### What the task requires
Only the number is wanted: count the lines in the data with "Jobholders" in them.

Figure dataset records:
______
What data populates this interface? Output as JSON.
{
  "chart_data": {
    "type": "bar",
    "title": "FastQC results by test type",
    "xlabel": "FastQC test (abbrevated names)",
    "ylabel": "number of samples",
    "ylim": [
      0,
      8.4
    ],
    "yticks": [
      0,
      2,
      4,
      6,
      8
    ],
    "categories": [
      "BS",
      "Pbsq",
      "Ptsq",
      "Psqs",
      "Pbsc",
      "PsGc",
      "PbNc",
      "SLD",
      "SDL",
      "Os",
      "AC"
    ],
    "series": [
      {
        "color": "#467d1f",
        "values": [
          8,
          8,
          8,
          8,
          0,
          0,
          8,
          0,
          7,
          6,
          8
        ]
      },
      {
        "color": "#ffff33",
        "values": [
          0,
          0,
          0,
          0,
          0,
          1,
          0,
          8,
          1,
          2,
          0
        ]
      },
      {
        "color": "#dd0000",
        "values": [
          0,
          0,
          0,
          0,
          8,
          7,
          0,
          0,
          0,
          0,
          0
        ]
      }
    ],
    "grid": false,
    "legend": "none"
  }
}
______
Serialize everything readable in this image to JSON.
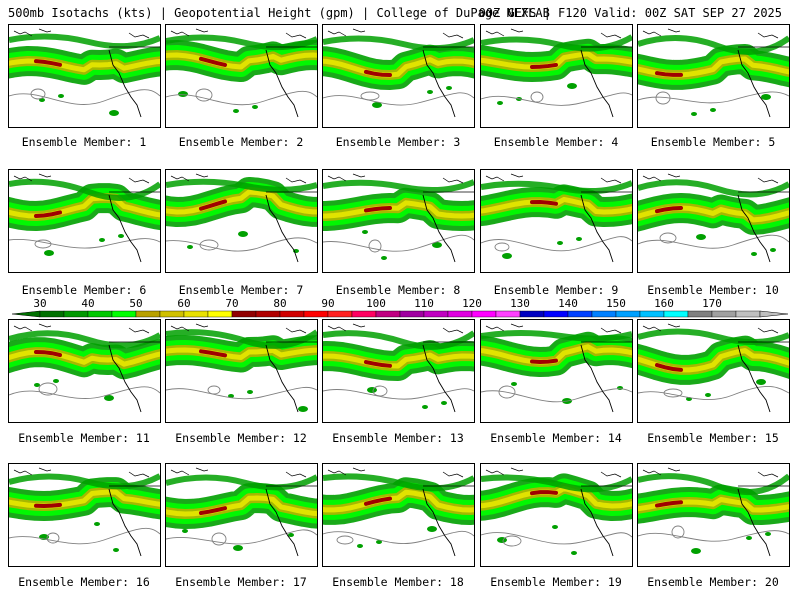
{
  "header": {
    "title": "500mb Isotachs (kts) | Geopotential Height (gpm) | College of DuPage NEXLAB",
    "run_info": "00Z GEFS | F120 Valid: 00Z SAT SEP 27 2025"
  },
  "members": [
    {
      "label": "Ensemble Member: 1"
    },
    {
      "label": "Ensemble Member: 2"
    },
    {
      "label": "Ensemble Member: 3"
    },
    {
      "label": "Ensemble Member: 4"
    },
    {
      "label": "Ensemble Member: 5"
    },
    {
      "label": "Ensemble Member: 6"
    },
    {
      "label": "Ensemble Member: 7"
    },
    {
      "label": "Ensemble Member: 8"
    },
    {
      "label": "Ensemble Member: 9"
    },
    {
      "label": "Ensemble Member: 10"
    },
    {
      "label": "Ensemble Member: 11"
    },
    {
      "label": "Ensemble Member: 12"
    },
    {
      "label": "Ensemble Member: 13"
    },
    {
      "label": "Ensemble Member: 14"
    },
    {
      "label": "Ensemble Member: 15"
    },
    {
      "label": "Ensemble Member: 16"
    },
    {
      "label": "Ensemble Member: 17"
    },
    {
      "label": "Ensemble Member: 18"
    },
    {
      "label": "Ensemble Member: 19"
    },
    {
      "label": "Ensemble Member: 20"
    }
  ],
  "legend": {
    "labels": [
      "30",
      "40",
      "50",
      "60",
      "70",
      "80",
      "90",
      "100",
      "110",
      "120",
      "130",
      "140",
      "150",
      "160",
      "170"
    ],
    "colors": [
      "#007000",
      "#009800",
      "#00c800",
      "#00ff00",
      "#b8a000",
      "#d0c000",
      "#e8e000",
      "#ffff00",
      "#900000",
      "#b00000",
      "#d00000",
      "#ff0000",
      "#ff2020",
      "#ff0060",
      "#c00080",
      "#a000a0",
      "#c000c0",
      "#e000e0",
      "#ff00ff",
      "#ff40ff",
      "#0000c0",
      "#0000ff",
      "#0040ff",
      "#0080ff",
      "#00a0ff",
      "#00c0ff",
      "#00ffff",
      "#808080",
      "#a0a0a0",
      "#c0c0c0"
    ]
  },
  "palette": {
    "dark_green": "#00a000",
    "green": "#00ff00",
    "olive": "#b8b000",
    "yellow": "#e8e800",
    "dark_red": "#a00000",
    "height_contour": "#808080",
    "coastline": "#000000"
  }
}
______
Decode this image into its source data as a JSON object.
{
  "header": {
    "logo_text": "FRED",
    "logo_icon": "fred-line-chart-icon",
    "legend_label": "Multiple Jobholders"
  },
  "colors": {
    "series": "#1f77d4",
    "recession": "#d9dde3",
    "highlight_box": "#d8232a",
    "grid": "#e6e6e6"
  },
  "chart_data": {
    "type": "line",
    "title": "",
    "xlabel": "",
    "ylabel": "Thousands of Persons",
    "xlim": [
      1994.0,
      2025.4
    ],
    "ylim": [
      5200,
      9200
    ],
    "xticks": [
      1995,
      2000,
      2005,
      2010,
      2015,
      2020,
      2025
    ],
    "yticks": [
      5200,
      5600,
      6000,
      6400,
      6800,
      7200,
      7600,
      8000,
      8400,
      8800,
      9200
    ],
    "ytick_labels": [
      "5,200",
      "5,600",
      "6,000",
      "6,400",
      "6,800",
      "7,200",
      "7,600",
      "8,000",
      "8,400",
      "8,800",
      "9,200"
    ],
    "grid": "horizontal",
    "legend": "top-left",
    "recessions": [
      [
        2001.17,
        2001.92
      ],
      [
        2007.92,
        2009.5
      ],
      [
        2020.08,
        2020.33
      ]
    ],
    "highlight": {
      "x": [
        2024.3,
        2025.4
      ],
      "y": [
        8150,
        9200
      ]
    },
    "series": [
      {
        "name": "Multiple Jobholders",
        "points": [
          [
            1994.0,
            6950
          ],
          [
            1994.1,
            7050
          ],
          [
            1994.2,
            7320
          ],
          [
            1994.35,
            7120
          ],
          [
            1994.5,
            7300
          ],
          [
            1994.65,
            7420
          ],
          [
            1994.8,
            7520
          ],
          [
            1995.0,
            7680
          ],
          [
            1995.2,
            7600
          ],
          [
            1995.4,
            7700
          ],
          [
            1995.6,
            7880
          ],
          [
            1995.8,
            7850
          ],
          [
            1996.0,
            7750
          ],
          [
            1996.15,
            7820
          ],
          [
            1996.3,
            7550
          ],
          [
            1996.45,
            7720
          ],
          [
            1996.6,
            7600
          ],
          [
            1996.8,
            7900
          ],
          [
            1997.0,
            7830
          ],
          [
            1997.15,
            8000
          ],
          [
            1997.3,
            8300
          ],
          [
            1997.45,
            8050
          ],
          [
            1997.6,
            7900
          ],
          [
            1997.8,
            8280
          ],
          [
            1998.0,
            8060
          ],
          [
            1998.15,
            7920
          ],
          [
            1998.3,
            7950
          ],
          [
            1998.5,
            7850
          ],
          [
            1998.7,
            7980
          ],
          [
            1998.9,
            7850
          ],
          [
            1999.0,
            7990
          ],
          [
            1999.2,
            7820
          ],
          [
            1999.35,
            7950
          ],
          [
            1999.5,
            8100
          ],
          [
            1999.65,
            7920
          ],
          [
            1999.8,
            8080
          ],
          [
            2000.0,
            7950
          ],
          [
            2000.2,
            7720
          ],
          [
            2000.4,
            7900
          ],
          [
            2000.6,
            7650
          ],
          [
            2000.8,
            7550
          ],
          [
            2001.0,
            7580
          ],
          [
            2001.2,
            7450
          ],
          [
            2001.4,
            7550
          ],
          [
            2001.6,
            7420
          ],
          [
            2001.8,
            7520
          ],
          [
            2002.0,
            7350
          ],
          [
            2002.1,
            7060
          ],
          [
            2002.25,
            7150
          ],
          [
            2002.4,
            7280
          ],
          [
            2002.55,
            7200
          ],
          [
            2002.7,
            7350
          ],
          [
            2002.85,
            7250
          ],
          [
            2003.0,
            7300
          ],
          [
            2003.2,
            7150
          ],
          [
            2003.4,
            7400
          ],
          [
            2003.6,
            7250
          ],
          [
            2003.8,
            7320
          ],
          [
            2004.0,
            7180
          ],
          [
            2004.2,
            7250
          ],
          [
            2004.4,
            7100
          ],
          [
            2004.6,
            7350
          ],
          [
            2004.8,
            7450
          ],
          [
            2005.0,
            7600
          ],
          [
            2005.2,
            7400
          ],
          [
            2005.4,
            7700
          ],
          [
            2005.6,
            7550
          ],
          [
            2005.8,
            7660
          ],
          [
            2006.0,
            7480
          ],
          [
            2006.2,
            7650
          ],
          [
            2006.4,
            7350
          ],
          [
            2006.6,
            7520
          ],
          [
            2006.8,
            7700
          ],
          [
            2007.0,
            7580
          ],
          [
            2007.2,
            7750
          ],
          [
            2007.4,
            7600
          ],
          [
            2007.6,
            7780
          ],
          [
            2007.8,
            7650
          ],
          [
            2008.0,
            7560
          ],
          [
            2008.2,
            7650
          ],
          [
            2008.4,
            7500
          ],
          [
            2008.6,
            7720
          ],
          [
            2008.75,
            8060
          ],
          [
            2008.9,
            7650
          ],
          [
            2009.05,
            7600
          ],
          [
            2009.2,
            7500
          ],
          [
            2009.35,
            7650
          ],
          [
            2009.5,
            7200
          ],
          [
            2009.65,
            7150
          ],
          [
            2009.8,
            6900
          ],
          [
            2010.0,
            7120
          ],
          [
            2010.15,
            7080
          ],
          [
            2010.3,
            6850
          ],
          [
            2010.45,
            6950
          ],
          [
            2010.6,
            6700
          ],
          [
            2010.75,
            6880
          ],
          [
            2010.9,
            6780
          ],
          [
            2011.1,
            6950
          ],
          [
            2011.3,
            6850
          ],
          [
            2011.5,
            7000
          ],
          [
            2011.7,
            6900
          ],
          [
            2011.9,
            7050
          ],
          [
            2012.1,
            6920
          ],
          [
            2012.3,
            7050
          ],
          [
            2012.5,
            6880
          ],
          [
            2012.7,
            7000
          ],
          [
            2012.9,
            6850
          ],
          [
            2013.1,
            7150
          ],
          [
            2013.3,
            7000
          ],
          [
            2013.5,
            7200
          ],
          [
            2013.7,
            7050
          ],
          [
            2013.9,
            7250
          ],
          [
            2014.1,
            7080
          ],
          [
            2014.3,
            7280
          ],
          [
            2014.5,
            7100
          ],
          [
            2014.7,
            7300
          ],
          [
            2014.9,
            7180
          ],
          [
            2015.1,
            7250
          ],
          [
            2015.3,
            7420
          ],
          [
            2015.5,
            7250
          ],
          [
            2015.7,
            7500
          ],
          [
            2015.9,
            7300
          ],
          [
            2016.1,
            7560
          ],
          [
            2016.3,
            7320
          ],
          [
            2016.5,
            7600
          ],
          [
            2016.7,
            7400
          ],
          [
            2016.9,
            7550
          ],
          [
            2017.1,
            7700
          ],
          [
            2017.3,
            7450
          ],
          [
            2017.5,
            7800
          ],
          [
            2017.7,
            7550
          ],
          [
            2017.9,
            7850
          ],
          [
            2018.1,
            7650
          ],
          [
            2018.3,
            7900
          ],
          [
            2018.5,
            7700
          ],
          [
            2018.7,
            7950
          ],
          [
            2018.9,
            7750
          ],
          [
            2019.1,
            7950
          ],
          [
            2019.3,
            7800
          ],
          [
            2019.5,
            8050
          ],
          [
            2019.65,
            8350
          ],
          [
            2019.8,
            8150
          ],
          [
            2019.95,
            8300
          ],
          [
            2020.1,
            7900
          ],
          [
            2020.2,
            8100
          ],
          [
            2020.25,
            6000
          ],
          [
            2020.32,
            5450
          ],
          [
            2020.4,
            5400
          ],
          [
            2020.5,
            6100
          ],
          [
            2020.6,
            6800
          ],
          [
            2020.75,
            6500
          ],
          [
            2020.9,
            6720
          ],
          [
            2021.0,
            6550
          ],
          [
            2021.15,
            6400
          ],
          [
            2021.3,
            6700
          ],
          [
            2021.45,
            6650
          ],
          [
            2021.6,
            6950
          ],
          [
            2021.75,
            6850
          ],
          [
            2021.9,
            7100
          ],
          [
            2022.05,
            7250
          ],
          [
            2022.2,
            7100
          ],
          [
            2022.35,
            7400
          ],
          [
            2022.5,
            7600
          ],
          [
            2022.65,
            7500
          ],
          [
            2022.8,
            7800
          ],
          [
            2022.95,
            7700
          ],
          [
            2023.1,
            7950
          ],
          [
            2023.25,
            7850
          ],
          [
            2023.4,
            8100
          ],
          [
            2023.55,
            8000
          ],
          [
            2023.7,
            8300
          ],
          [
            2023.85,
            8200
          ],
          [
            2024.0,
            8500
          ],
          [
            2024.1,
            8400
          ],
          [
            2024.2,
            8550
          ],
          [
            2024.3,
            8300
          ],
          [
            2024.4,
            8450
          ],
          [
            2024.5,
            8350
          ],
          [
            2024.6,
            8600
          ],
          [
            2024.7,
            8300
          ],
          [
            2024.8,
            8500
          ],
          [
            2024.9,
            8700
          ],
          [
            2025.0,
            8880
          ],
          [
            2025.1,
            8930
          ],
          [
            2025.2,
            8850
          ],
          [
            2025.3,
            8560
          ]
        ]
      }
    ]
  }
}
______
### Result for this task
2